Problem to work on: Quote the listing in full, exactly as given, minus any pictures.

Collected data entries:

++++++++

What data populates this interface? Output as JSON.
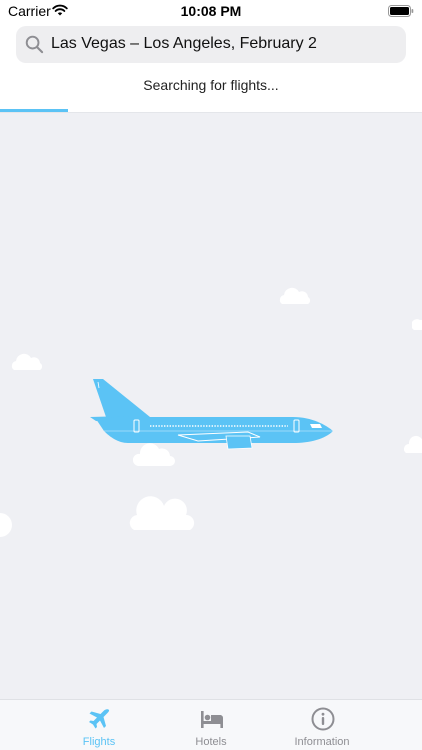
{
  "status_bar": {
    "carrier": "Carrier",
    "time": "10:08 PM"
  },
  "search": {
    "query": "Las Vegas – Los Angeles, February 2"
  },
  "status": {
    "text": "Searching for flights...",
    "progress_fraction": 0.16
  },
  "tabs": [
    {
      "label": "Flights",
      "icon": "airplane-icon",
      "active": true
    },
    {
      "label": "Hotels",
      "icon": "bed-icon",
      "active": false
    },
    {
      "label": "Information",
      "icon": "info-icon",
      "active": false
    }
  ],
  "colors": {
    "accent": "#5bc3f5",
    "background": "#eff0f4",
    "inactive": "#8e8e93"
  }
}
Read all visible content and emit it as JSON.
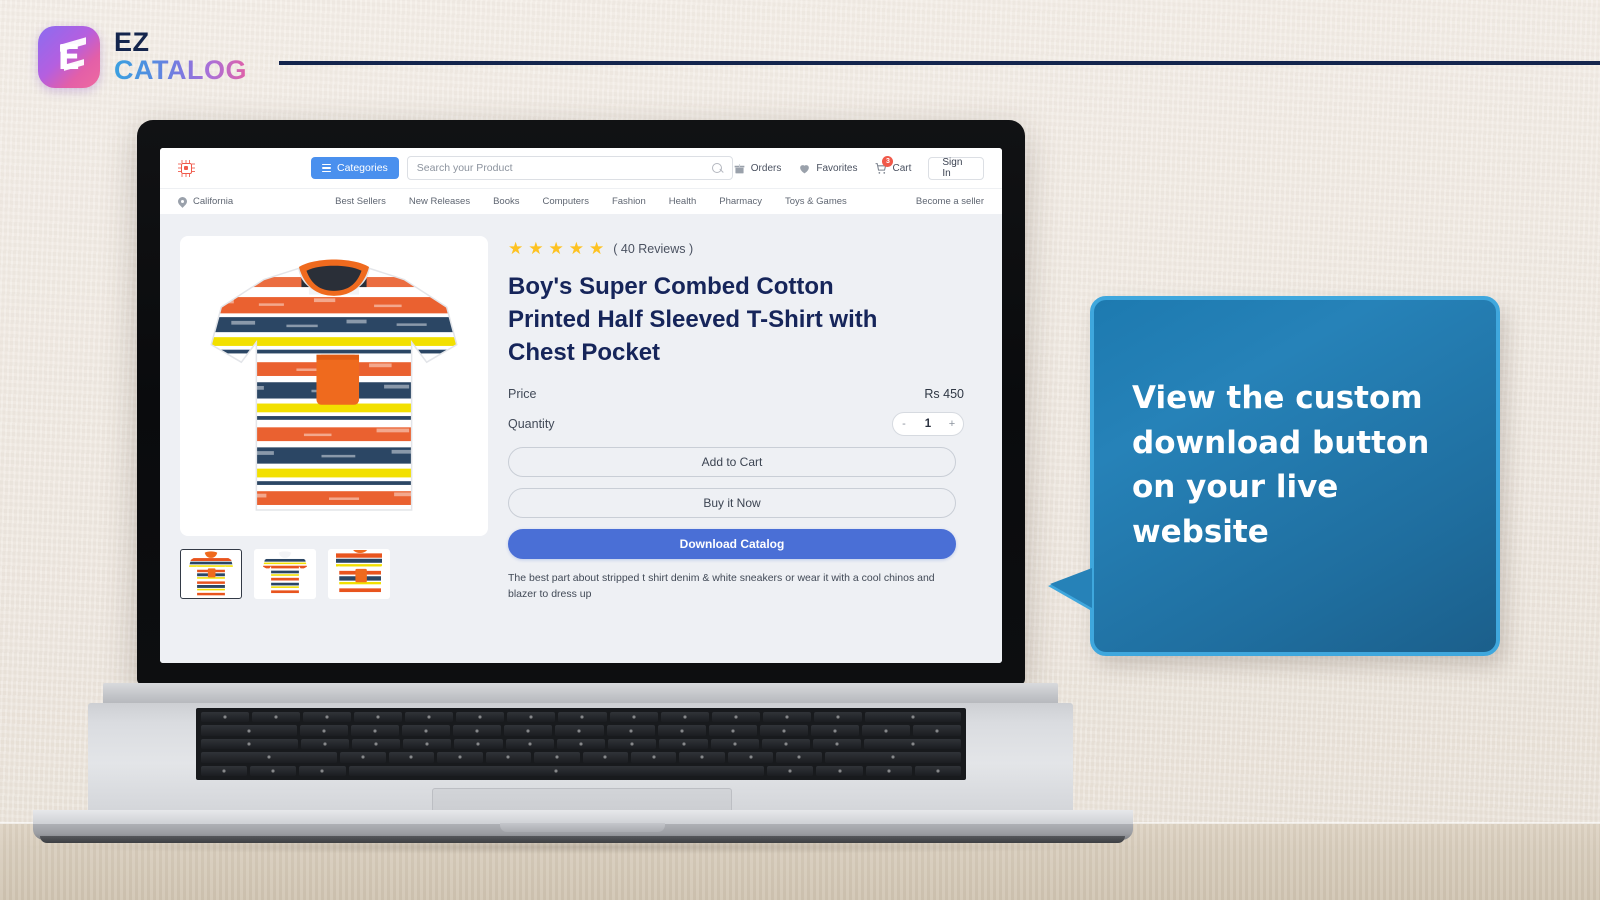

++++++++

Task output:
What data populates this interface? Output as JSON.
{
  "status_bar": {
    "carrier": "Carrier",
    "time": "10:08 PM"
  },
  "search": {
    "query": "Las Vegas – Los Angeles, February 2"
  },
  "status": {
    "text": "Searching for flights...",
    "progress_fraction": 0.16
  },
  "tabs": [
    {
      "label": "Flights",
      "icon": "airplane-icon",
      "active": true
    },
    {
      "label": "Hotels",
      "icon": "bed-icon",
      "active": false
    },
    {
      "label": "Information",
      "icon": "info-icon",
      "active": false
    }
  ],
  "colors": {
    "accent": "#5bc3f5",
    "background": "#eff0f4",
    "inactive": "#8e8e93"
  }
}
Read all visible content and emit it as JSON.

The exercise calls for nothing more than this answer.